→ **Information provided**:
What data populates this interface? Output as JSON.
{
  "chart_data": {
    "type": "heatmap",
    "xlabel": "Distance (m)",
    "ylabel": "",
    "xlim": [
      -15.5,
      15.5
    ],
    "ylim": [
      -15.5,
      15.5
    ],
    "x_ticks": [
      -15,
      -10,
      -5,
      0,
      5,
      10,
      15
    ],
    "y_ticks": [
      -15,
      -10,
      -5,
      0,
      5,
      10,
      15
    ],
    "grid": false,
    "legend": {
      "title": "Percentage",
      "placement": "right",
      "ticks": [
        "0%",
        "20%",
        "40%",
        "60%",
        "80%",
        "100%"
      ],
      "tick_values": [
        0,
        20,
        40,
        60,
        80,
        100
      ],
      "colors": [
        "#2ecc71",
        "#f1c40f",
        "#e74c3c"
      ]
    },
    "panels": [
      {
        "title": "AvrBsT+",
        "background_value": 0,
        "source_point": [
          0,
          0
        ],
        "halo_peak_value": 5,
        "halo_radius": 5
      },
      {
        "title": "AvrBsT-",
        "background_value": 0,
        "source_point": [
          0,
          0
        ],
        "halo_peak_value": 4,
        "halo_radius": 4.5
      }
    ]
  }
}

--

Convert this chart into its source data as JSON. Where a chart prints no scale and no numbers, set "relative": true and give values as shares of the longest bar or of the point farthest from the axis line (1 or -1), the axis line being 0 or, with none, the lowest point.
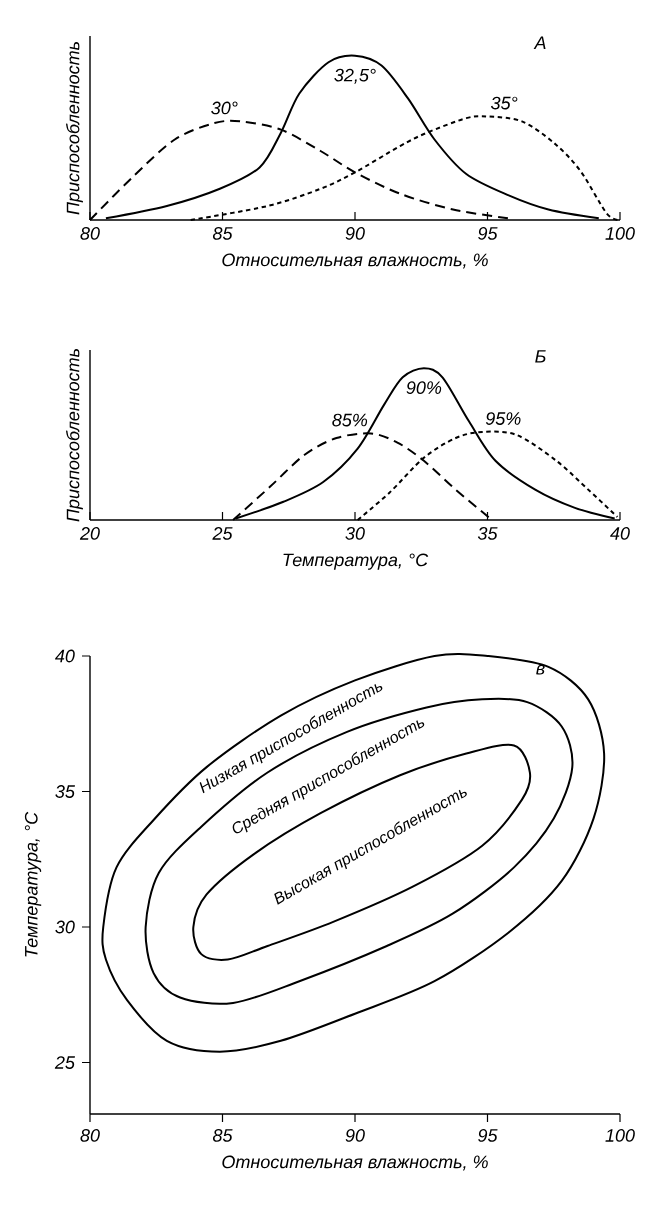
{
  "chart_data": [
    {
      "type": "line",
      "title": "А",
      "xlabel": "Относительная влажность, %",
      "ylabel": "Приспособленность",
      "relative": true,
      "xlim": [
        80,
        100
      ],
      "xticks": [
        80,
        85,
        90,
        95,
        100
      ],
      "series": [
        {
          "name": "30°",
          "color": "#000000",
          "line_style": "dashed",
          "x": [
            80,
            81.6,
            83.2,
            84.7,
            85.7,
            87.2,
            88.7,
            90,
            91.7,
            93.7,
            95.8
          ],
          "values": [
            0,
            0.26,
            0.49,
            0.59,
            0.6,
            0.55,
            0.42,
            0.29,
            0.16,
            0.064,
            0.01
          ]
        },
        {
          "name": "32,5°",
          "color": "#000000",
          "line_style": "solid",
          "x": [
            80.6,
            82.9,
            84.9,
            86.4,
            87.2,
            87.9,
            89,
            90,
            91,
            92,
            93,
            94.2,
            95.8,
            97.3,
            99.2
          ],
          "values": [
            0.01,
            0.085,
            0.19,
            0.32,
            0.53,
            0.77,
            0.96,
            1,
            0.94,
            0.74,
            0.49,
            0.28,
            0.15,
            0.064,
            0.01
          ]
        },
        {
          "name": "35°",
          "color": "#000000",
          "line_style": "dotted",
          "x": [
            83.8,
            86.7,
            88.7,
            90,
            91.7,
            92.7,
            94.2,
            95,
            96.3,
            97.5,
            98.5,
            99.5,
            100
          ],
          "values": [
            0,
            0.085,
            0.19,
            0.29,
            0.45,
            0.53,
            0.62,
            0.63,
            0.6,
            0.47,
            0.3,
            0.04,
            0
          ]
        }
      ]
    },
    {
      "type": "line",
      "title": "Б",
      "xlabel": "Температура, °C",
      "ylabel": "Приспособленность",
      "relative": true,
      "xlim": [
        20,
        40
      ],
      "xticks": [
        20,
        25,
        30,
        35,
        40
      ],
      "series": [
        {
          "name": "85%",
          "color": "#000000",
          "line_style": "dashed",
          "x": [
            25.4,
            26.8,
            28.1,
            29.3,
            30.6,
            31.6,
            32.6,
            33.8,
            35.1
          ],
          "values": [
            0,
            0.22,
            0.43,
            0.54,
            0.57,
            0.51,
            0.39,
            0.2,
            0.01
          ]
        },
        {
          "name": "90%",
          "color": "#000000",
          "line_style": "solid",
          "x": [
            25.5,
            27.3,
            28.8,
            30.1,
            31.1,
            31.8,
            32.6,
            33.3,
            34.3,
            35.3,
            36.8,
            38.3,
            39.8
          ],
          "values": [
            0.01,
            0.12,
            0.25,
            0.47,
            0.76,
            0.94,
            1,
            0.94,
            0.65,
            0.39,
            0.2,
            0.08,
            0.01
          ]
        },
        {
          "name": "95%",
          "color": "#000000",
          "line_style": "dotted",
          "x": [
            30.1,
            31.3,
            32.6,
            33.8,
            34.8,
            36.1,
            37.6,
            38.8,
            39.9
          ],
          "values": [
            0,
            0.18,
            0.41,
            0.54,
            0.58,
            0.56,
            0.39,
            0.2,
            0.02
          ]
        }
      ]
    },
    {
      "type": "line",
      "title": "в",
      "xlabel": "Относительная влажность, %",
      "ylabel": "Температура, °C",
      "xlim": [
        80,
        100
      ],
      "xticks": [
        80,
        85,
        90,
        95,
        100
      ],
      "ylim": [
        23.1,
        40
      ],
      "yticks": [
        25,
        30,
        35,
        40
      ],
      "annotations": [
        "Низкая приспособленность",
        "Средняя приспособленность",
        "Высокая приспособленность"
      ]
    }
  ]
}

→ **Instructions to follow**:
Every line that holds the string "ylabel" should be returned.

→ **Output for this exercise**:
    "ylabel": "",
      "ylabel": "Приспособленность",
      "ylabel": "Приспособленность",
      "ylabel": "Температура, °C",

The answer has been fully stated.